[Task directions]:
Write a continuation of the article about the village of Tukhard below, picking up after its last sentence.

[Text passage]:

*** Begin section ***

- Tukhard Location within Krasnoyarsk Krai Tukhard Location within Russia
- Coordinates: 69°17′48″N 84°19′56″E﻿ / ﻿69.29667°N 84.33222°E
- Country: Russia
- Region: Krasnoyarsk Krai
- District: Taymyrsky Dolgano-Nenetsky District

Population (2010)
- • Total: 814
- Time zone: UTC+7

= Tukhard =

Tukhard (Тухард) is a rural locality (a selo) in Taymyrsky Dolgano-Nenetsky District, Krasnoyarsk Krai in northern Russia, 75 km west of Dudinka in the Gydanskii tundra, on the banks of the Bolshaya Kheta River, 40 km from its confluence with the Yenisey. Inhabited by the Nenets people, it is noted for its natural gas production by the company Norilskgazprom along the Messoyakha-Dudinka-Norilsk gas pipeline, and its reindeer herding and meat and fishing. In 2010 it had a population of 814 people.

==History==
In 1968, the village of Tukhard was formed as the starting point for the construction of the Messoyakha-Dudinka-Norilsk gas pipeline, and Norilskgazprom established a transshipment base on the banks of the Bolshaya Kheta. The workers for Norilskgazprom built the first buildings in Tukhard.The name of the village is a combination of two Nenets words: "tu" - fire and "harad" meaning house - meaning "a place where fire is made" (natural gas).

In the 1970s, a runway was built in Tukhard to cater for small aircraft. In 1978, the executive committee of the district council decided to divide the Oktyabrsky state farm in the Ust-Yenisei region into a reindeer herding and fishing farm. In 1979, drilling rigs and equipment for the Tukhard state farm were delivered to gas producers by the Fyodor Bondar tugboat.

*** End section ***

[Provided records]:
*** Begin section ***

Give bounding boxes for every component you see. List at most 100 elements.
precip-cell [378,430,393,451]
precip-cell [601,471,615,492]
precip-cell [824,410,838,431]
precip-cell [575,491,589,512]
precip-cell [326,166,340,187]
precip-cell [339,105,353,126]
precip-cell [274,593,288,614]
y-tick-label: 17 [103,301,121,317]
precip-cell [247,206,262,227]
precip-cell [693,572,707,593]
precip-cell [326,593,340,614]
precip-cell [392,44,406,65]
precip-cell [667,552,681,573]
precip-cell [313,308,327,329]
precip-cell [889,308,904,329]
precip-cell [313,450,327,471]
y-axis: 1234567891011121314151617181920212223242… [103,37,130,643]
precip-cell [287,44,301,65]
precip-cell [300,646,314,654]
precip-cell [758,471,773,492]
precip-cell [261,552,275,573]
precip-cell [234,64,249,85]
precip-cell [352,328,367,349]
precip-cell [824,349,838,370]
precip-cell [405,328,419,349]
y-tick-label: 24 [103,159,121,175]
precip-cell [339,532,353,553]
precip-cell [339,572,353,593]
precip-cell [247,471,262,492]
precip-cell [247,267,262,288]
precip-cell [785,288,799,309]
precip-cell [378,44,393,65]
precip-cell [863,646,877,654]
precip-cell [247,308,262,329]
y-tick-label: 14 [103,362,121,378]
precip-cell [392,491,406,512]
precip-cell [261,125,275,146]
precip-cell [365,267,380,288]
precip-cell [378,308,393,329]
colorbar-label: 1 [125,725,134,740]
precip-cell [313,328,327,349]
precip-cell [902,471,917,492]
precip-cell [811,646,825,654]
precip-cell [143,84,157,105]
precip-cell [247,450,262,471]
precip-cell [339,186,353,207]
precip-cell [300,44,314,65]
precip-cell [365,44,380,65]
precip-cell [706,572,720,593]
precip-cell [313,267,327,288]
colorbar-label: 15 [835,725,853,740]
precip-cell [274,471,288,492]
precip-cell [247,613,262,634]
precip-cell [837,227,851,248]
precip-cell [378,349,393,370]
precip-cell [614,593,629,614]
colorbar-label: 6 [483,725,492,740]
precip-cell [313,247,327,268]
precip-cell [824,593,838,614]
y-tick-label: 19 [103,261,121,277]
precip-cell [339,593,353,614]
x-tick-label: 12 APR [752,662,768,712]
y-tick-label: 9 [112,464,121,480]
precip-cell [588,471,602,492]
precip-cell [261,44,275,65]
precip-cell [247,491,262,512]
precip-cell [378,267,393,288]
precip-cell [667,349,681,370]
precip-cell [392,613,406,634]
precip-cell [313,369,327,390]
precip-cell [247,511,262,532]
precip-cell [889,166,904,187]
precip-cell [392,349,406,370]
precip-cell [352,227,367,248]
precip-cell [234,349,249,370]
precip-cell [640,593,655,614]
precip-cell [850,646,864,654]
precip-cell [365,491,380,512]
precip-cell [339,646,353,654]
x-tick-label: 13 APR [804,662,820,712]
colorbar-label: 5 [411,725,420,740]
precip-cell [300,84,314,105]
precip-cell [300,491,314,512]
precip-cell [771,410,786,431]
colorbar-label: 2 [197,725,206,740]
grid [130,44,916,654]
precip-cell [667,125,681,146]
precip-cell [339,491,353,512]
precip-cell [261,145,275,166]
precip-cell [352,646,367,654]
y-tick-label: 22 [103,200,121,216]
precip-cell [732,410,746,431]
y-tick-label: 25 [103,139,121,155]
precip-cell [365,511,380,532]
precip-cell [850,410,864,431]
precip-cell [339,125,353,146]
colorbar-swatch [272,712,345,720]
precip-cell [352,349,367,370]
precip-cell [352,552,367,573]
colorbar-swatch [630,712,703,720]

*** End section ***

[Your response]:
On May 25, 2002, the village of Tukhard, which was previously subordinate to the administration of Dudinka, was transferred to the administration of the Ust-Yenisei region, and is one of the largest villages within the Karaul rural settlement area. In 2010 the settlement had a population of 814 people.

==Economy and facilities==
Tukhard lies along the Messoyakha gas pipeline, connecting it with Dudinka and Norilsk. Three quarters of the community households are nomadic pastoralists, and the village is known for its reindeer meat. In 1985, the village had 15,882 reindeer, and by 2011 this had increased to over 29,000, with around 50 families employed in the industry. 20 families are employed in the fishing industry.

The village has an elementary school, a hospital, a library, a post office, a rural house of culture, a bakery, and private shops. There are 83 houses and 119 apartments in Tukhard.

==Culture==
The rare Enets language is spoken by several inhabitants of the village.
On the second and third Sundays of April, the Day of the Reindeer Breeder festival is held. Reindeer sled races are held by the locals along the frozen Bolshaya Kheta River.